STATED PROBLEM: Without skipping anything, write out each record below exactly.

Records excerpted from a collection:
--------

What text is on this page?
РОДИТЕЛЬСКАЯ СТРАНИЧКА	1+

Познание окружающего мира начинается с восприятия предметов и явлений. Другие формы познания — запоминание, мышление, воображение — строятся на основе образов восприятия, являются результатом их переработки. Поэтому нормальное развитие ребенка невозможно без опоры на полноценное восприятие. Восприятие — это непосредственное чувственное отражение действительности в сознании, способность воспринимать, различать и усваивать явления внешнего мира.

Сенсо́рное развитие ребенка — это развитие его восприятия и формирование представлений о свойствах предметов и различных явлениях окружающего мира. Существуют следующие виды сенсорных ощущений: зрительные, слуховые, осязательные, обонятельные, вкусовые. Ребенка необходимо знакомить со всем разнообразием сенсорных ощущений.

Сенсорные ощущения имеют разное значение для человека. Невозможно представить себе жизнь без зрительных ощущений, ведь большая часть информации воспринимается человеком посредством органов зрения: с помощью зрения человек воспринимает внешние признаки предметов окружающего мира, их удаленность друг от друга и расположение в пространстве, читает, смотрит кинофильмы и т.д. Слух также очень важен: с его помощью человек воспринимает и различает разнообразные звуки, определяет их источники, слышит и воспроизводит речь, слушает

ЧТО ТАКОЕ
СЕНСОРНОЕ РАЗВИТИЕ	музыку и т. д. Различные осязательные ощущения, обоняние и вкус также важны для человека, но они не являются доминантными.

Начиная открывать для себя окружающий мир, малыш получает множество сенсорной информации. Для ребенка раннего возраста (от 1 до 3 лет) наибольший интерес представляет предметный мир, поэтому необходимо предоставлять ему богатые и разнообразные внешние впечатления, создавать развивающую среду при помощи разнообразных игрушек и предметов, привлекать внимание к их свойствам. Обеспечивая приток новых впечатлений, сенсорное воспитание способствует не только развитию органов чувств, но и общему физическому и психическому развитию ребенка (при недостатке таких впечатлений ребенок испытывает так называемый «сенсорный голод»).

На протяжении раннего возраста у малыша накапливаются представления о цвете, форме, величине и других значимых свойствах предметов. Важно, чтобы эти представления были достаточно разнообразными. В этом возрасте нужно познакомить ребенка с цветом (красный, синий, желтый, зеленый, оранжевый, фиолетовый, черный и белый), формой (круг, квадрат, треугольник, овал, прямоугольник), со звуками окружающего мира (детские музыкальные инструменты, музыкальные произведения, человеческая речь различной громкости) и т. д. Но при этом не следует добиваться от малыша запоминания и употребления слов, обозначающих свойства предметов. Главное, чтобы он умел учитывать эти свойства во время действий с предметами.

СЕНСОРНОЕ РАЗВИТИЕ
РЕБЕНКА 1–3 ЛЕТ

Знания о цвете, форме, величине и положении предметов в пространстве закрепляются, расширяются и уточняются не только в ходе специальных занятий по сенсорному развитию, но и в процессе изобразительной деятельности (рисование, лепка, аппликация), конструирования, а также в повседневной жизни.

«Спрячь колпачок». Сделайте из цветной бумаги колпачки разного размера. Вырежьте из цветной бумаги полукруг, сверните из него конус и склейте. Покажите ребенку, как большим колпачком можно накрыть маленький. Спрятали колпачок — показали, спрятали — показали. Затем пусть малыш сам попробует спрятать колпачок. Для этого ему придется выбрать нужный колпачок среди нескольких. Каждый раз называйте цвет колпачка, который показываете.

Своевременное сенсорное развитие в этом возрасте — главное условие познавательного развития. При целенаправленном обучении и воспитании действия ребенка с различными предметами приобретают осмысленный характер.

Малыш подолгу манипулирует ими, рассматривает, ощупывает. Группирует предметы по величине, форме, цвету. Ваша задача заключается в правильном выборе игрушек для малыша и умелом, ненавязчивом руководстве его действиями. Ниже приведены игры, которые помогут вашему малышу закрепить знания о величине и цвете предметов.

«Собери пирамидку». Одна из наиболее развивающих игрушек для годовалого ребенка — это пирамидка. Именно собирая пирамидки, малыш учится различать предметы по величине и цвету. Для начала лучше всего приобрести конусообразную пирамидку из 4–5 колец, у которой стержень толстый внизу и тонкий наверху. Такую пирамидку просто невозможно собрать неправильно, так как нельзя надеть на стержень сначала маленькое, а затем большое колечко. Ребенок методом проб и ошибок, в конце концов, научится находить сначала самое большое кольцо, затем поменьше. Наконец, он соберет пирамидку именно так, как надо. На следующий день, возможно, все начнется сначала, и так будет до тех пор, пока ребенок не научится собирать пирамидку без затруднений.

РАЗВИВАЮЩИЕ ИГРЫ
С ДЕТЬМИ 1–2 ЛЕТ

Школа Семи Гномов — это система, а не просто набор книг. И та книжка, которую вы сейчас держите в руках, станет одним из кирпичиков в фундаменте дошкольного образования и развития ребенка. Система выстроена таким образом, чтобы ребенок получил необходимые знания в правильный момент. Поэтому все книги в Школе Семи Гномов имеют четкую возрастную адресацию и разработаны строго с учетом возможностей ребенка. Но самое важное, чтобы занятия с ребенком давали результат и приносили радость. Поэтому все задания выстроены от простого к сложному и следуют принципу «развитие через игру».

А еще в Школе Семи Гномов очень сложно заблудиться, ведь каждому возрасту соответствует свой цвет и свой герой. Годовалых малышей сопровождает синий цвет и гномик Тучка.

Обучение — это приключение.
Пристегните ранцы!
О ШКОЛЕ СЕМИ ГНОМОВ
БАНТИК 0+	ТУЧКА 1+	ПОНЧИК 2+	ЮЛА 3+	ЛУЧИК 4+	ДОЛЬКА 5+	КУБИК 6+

--------

SOLUTION BELOW:
What text is on this page?
РОДИТЕЛЬСКАЯ СТРАНИЧКА	1+

Познание окружающего мира начинается с восприятия предметов и явлений. Другие формы познания — запоминание, мышление, воображение — строятся на основе образов восприятия, являются результатом их переработки. Поэтому нормальное развитие ребенка невозможно без опоры на полноценное восприятие. Восприятие — это непосредственное чувственное отражение действительности в сознании, способность воспринимать, различать и усваивать явления внешнего мира.

Сенсо́рное развитие ребенка — это развитие его восприятия и формирование представлений о свойствах предметов и различных явлениях окружающего мира. Существуют следующие виды сенсорных ощущений: зрительные, слуховые, осязательные, обонятельные, вкусовые. Ребенка необходимо знакомить со всем разнообразием сенсорных ощущений.

Сенсорные ощущения имеют разное значение для человека. Невозможно представить себе жизнь без зрительных ощущений, ведь большая часть информации воспринимается человеком посредством органов зрения: с помощью зрения человек воспринимает внешние признаки предметов окружающего мира, их удаленность друг от друга и расположение в пространстве, читает, смотрит кинофильмы и т.д. Слух также очень важен: с его помощью человек воспринимает и различает разнообразные звуки, определяет их источники, слышит и воспроизводит речь, слушает

ЧТО ТАКОЕ
СЕНСОРНОЕ РАЗВИТИЕ	музыку и т. д. Различные осязательные ощущения, обоняние и вкус также важны для человека, но они не являются доминантными.

Начиная открывать для себя окружающий мир, малыш получает множество сенсорной информации. Для ребенка раннего возраста (от 1 до 3 лет) наибольший интерес представляет предметный мир, поэтому необходимо предоставлять ему богатые и разнообразные внешние впечатления, создавать развивающую среду при помощи разнообразных игрушек и предметов, привлекать внимание к их свойствам. Обеспечивая приток новых впечатлений, сенсорное воспитание способствует не только развитию органов чувств, но и общему физическому и психическому развитию ребенка (при недостатке таких впечатлений ребенок испытывает так называемый «сенсорный голод»).

На протяжении раннего возраста у малыша накапливаются представления о цвете, форме, величине и других значимых свойствах предметов. Важно, чтобы эти представления были достаточно разнообразными. В этом возрасте нужно познакомить ребенка с цветом (красный, синий, желтый, зеленый, оранжевый, фиолетовый, черный и белый), формой (круг, квадрат, треугольник, овал, прямоугольник), со звуками окружающего мира (детские музыкальные инструменты, музыкальные произведения, человеческая речь различной громкости) и т. д. Но при этом не следует добиваться от малыша запоминания и употребления слов, обозначающих свойства предметов. Главное, чтобы он умел учитывать эти свойства во время действий с предметами.

СЕНСОРНОЕ РАЗВИТИЕ
РЕБЕНКА 1–3 ЛЕТ

Знания о цвете, форме, величине и положении предметов в пространстве закрепляются, расширяются и уточняются не только в ходе специальных занятий по сенсорному развитию, но и в процессе изобразительной деятельности (рисование, лепка, аппликация), конструирования, а также в повседневной жизни.

«Спрячь колпачок». Сделайте из цветной бумаги колпачки разного размера. Вырежьте из цветной бумаги полукруг, сверните из него конус и склейте. Покажите ребенку, как большим колпачком можно накрыть маленький. Спрятали колпачок — показали, спрятали — показали. Затем пусть малыш сам попробует спрятать колпачок. Для этого ему придется выбрать нужный колпачок среди нескольких. Каждый раз называйте цвет колпачка, который показываете.

Своевременное сенсорное развитие в этом возрасте — главное условие познавательного развития. При целенаправленном обучении и воспитании действия ребенка с различными предметами приобретают осмысленный характер.

Малыш подолгу манипулирует ими, рассматривает, ощупывает. Группирует предметы по величине, форме, цвету. Ваша задача заключается в правильном выборе игрушек для малыша и умелом, ненавязчивом руководстве его действиями. Ниже приведены игры, которые помогут вашему малышу закрепить знания о величине и цвете предметов.

«Собери пирамидку». Одна из наиболее развивающих игрушек для годовалого ребенка — это пирамидка. Именно собирая пирамидки, малыш учится различать предметы по величине и цвету. Для начала лучше всего приобрести конусообразную пирамидку из 4–5 колец, у которой стержень толстый внизу и тонкий наверху. Такую пирамидку просто невозможно собрать неправильно, так как нельзя надеть на стержень сначала маленькое, а затем большое колечко. Ребенок методом проб и ошибок, в конце концов, научится находить сначала самое большое кольцо, затем поменьше. Наконец, он соберет пирамидку именно так, как надо. На следующий день, возможно, все начнется сначала, и так будет до тех пор, пока ребенок не научится собирать пирамидку без затруднений.

РАЗВИВАЮЩИЕ ИГРЫ
С ДЕТЬМИ 1–2 ЛЕТ

Школа Семи Гномов — это система, а не просто набор книг. И та книжка, которую вы сейчас держите в руках, станет одним из кирпичиков в фундаменте дошкольного образования и развития ребенка. Система выстроена таким образом, чтобы ребенок получил необходимые знания в правильный момент. Поэтому все книги в Школе Семи Гномов имеют четкую возрастную адресацию и разработаны строго с учетом возможностей ребенка. Но самое важное, чтобы занятия с ребенком давали результат и приносили радость. Поэтому все задания выстроены от простого к сложному и следуют принципу «развитие через игру».

А еще в Школе Семи Гномов очень сложно заблудиться, ведь каждому возрасту соответствует свой цвет и свой герой. Годовалых малышей сопровождает синий цвет и гномик Тучка.

Обучение — это приключение.
Пристегните ранцы!
О ШКОЛЕ СЕМИ ГНОМОВ
БАНТИК 0+	ТУЧКА 1+	ПОНЧИК 2+	ЮЛА 3+	ЛУЧИК 4+	ДОЛЬКА 5+	КУБИК 6+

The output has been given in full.